What you need to do:
Transcribe the listing below word for word.

======== Source material ========

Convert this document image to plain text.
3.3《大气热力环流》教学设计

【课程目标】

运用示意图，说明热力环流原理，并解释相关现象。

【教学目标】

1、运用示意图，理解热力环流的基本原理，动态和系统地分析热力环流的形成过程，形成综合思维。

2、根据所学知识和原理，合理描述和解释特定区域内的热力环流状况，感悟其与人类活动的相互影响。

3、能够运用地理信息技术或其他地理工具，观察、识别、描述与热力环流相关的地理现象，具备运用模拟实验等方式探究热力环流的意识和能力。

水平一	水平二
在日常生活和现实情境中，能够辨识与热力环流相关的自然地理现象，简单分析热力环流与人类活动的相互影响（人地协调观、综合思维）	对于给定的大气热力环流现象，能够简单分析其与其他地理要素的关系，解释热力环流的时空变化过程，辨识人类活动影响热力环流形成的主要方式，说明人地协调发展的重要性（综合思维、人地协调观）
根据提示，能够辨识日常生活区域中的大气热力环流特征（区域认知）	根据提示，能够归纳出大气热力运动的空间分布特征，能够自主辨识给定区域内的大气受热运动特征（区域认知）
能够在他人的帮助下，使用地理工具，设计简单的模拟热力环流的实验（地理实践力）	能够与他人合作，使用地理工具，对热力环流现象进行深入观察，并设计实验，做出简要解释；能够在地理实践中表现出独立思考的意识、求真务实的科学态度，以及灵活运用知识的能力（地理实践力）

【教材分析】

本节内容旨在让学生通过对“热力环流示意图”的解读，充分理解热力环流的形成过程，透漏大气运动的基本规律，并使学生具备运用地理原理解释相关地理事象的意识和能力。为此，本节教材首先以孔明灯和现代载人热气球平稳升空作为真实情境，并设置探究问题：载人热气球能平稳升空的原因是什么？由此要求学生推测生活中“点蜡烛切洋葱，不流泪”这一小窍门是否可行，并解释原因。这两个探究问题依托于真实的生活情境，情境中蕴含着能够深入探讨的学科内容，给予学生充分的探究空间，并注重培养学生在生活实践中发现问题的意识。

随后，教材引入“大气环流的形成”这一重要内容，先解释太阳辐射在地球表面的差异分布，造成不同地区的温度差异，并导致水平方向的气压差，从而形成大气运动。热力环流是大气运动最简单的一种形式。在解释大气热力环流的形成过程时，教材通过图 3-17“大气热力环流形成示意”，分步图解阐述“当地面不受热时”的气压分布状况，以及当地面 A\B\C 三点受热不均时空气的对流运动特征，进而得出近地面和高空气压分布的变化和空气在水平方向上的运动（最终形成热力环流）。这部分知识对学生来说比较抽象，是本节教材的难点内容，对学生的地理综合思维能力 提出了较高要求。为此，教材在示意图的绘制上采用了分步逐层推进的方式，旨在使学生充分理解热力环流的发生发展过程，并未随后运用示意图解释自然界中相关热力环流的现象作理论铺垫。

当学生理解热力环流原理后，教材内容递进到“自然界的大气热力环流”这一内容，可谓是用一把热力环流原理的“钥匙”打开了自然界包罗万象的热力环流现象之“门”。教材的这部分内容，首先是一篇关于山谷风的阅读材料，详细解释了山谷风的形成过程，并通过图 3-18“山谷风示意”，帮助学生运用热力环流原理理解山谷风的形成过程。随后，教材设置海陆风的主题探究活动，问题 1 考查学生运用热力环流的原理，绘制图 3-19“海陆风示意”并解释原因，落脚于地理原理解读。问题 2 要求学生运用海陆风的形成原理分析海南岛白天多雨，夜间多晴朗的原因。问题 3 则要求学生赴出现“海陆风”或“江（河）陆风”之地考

========

Written reply:
Convert this document image to plain text.
3.3《大气热力环流》教学设计

【课程目标】

运用示意图，说明热力环流原理，并解释相关现象。

【教学目标】

1、运用示意图，理解热力环流的基本原理，动态和系统地分析热力环流的形成过程，形成综合思维。

2、根据所学知识和原理，合理描述和解释特定区域内的热力环流状况，感悟其与人类活动的相互影响。

3、能够运用地理信息技术或其他地理工具，观察、识别、描述与热力环流相关的地理现象，具备运用模拟实验等方式探究热力环流的意识和能力。

水平一	水平二
在日常生活和现实情境中，能够辨识与热力环流相关的自然地理现象，简单分析热力环流与人类活动的相互影响（人地协调观、综合思维）	对于给定的大气热力环流现象，能够简单分析其与其他地理要素的关系，解释热力环流的时空变化过程，辨识人类活动影响热力环流形成的主要方式，说明人地协调发展的重要性（综合思维、人地协调观）
根据提示，能够辨识日常生活区域中的大气热力环流特征（区域认知）	根据提示，能够归纳出大气热力运动的空间分布特征，能够自主辨识给定区域内的大气受热运动特征（区域认知）
能够在他人的帮助下，使用地理工具，设计简单的模拟热力环流的实验（地理实践力）	能够与他人合作，使用地理工具，对热力环流现象进行深入观察，并设计实验，做出简要解释；能够在地理实践中表现出独立思考的意识、求真务实的科学态度，以及灵活运用知识的能力（地理实践力）

【教材分析】

本节内容旨在让学生通过对“热力环流示意图”的解读，充分理解热力环流的形成过程，透漏大气运动的基本规律，并使学生具备运用地理原理解释相关地理事象的意识和能力。为此，本节教材首先以孔明灯和现代载人热气球平稳升空作为真实情境，并设置探究问题：载人热气球能平稳升空的原因是什么？由此要求学生推测生活中“点蜡烛切洋葱，不流泪”这一小窍门是否可行，并解释原因。这两个探究问题依托于真实的生活情境，情境中蕴含着能够深入探讨的学科内容，给予学生充分的探究空间，并注重培养学生在生活实践中发现问题的意识。

随后，教材引入“大气环流的形成”这一重要内容，先解释太阳辐射在地球表面的差异分布，造成不同地区的温度差异，并导致水平方向的气压差，从而形成大气运动。热力环流是大气运动最简单的一种形式。在解释大气热力环流的形成过程时，教材通过图 3-17“大气热力环流形成示意”，分步图解阐述“当地面不受热时”的气压分布状况，以及当地面 A\B\C 三点受热不均时空气的对流运动特征，进而得出近地面和高空气压分布的变化和空气在水平方向上的运动（最终形成热力环流）。这部分知识对学生来说比较抽象，是本节教材的难点内容，对学生的地理综合思维能力 提出了较高要求。为此，教材在示意图的绘制上采用了分步逐层推进的方式，旨在使学生充分理解热力环流的发生发展过程，并未随后运用示意图解释自然界中相关热力环流的现象作理论铺垫。

当学生理解热力环流原理后，教材内容递进到“自然界的大气热力环流”这一内容，可谓是用一把热力环流原理的“钥匙”打开了自然界包罗万象的热力环流现象之“门”。教材的这部分内容，首先是一篇关于山谷风的阅读材料，详细解释了山谷风的形成过程，并通过图 3-18“山谷风示意”，帮助学生运用热力环流原理理解山谷风的形成过程。随后，教材设置海陆风的主题探究活动，问题 1 考查学生运用热力环流的原理，绘制图 3-19“海陆风示意”并解释原因，落脚于地理原理解读。问题 2 要求学生运用海陆风的形成原理分析海南岛白天多雨，夜间多晴朗的原因。问题 3 则要求学生赴出现“海陆风”或“江（河）陆风”之地考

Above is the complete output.